Problem
Present every line in which the string "JSON" appears.

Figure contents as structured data
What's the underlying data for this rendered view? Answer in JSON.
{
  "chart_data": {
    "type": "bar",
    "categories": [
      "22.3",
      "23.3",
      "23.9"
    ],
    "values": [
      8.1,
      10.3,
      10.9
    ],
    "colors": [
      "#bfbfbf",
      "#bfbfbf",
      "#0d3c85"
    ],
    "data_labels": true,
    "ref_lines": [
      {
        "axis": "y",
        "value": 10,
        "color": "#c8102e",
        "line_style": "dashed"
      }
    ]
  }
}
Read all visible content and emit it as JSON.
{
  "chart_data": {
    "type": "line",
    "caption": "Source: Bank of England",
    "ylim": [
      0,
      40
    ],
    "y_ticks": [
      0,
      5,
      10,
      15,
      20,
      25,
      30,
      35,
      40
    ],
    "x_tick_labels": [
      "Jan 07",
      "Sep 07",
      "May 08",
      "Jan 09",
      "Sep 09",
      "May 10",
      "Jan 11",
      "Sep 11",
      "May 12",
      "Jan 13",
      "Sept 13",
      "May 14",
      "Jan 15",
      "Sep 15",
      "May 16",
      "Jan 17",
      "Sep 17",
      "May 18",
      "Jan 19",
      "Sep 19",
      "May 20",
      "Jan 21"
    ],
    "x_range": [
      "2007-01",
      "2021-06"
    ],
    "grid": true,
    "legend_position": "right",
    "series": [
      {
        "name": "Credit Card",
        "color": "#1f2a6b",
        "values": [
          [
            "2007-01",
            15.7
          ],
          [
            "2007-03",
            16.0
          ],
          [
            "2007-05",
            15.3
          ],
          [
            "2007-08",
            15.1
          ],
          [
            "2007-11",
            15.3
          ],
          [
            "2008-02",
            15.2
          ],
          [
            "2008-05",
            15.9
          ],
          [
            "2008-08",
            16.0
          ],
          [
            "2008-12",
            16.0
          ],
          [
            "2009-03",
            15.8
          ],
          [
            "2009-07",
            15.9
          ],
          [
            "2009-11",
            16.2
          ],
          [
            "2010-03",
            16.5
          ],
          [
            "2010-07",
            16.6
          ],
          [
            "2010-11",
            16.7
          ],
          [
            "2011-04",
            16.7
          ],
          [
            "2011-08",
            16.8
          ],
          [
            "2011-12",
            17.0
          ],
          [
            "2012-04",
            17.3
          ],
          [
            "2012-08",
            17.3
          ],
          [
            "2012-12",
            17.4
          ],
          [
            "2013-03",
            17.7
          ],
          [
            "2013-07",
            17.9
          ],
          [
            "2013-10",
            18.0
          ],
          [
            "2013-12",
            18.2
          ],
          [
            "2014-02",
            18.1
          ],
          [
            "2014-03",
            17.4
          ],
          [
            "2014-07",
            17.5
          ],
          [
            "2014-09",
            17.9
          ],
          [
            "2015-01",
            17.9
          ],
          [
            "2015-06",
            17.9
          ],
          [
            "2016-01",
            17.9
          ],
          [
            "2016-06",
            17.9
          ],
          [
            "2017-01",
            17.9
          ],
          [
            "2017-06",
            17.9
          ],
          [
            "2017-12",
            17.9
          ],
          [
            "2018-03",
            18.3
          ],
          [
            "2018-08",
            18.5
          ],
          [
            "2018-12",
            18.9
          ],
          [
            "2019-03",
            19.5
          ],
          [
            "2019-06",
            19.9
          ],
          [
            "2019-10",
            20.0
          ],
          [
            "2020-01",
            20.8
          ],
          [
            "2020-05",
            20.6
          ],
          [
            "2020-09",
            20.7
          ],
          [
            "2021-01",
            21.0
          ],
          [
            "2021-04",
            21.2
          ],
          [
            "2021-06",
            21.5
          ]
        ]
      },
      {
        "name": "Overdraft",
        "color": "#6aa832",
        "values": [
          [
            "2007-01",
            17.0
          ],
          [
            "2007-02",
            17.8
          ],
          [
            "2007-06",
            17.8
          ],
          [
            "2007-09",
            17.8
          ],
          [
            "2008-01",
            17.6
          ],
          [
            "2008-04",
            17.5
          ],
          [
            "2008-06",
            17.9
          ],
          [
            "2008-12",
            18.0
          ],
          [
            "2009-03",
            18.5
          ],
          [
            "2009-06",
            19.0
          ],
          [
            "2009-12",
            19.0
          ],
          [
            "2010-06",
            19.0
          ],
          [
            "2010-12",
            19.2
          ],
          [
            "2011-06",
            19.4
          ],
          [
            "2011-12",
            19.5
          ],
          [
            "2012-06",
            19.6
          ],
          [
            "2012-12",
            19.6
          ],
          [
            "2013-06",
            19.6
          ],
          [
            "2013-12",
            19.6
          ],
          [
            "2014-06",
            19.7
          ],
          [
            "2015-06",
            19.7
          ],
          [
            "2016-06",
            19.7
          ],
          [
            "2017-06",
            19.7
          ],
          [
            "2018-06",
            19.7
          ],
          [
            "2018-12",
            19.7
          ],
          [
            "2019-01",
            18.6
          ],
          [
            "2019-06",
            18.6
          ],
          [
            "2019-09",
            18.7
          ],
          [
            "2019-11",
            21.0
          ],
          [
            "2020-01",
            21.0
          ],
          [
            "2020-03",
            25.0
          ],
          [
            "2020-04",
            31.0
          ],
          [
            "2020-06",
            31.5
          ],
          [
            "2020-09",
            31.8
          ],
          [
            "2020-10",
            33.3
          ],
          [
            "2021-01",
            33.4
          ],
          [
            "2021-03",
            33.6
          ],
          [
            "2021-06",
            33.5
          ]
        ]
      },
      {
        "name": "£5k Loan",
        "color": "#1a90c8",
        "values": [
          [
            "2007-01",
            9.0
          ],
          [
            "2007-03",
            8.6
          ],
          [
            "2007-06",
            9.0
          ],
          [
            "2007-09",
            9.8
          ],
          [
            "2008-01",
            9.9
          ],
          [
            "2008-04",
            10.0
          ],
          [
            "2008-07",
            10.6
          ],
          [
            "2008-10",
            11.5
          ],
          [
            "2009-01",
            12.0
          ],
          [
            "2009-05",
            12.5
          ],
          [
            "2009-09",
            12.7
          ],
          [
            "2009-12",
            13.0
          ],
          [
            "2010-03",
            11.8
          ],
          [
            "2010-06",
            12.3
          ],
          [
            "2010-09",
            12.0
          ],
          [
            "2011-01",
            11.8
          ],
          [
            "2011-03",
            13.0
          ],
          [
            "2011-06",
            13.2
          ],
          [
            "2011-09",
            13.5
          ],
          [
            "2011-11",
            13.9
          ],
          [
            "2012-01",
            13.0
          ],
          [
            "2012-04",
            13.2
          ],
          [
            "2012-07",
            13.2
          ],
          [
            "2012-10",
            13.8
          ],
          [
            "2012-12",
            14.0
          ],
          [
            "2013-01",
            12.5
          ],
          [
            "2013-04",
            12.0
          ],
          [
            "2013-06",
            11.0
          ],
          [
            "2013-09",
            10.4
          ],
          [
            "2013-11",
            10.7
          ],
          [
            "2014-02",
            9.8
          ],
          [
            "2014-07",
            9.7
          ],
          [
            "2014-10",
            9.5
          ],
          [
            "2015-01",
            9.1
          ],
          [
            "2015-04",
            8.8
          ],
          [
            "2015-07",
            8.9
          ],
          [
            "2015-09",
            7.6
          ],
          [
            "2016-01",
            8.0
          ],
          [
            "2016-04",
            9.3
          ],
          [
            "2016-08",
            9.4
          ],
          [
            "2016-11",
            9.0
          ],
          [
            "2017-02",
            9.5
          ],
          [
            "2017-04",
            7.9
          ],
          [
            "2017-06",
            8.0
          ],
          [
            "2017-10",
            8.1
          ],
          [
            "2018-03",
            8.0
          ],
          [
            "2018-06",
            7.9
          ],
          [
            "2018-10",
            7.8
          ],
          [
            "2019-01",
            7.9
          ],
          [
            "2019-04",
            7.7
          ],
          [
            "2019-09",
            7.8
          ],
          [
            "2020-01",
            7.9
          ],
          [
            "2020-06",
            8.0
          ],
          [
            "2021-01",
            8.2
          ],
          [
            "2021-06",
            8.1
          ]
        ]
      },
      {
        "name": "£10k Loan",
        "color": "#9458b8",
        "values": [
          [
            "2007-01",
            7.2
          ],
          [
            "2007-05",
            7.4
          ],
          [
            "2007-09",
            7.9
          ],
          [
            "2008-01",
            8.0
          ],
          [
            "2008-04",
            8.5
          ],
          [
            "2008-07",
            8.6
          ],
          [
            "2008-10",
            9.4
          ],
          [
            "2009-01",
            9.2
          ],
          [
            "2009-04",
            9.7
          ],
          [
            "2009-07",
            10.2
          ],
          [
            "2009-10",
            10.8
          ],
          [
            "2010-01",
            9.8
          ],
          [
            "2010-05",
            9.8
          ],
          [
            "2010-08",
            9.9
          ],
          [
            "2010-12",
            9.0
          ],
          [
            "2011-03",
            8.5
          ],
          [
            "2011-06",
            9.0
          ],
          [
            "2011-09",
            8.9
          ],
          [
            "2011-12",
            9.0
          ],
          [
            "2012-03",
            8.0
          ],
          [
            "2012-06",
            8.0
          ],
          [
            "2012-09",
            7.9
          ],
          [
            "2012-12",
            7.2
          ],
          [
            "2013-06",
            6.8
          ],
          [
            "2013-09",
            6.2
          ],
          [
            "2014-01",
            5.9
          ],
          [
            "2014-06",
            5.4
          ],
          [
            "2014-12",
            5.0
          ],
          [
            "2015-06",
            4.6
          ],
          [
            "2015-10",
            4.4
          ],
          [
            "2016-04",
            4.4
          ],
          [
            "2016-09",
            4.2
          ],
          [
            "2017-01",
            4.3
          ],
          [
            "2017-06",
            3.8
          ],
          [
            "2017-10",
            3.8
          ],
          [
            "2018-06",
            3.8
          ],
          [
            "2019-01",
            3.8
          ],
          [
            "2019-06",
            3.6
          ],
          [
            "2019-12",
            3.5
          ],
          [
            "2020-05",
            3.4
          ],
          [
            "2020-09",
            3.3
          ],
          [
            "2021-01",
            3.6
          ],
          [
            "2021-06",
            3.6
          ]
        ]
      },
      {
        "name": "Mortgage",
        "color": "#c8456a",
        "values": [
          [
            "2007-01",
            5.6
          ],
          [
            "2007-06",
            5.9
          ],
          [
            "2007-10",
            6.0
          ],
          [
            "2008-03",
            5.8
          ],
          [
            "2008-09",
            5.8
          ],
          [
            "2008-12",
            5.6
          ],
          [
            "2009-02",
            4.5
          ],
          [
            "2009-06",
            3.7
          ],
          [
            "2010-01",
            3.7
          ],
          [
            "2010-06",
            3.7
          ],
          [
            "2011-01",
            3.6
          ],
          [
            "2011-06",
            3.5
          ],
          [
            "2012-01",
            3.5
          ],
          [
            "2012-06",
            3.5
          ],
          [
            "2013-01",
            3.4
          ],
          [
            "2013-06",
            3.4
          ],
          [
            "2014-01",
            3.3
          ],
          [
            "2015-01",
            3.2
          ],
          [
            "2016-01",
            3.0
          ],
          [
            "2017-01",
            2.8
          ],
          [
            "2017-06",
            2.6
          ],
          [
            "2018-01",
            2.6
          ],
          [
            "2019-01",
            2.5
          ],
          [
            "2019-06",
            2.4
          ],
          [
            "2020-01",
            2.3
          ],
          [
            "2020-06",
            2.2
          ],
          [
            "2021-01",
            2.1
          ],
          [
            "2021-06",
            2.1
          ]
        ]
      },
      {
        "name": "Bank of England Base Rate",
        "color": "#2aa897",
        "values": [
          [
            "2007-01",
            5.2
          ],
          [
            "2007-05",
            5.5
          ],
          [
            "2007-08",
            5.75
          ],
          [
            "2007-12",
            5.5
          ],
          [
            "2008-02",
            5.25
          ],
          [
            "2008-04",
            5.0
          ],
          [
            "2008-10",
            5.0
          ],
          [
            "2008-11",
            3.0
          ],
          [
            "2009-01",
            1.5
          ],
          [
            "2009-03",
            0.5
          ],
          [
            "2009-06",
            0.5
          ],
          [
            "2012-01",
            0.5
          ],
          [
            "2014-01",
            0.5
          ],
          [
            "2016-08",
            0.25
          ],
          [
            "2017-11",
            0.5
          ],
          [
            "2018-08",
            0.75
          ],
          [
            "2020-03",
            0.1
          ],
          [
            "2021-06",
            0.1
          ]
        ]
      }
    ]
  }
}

Problem solution
What's the underlying data for this rendered view? Answer in JSON.
Read all visible content and emit it as JSON.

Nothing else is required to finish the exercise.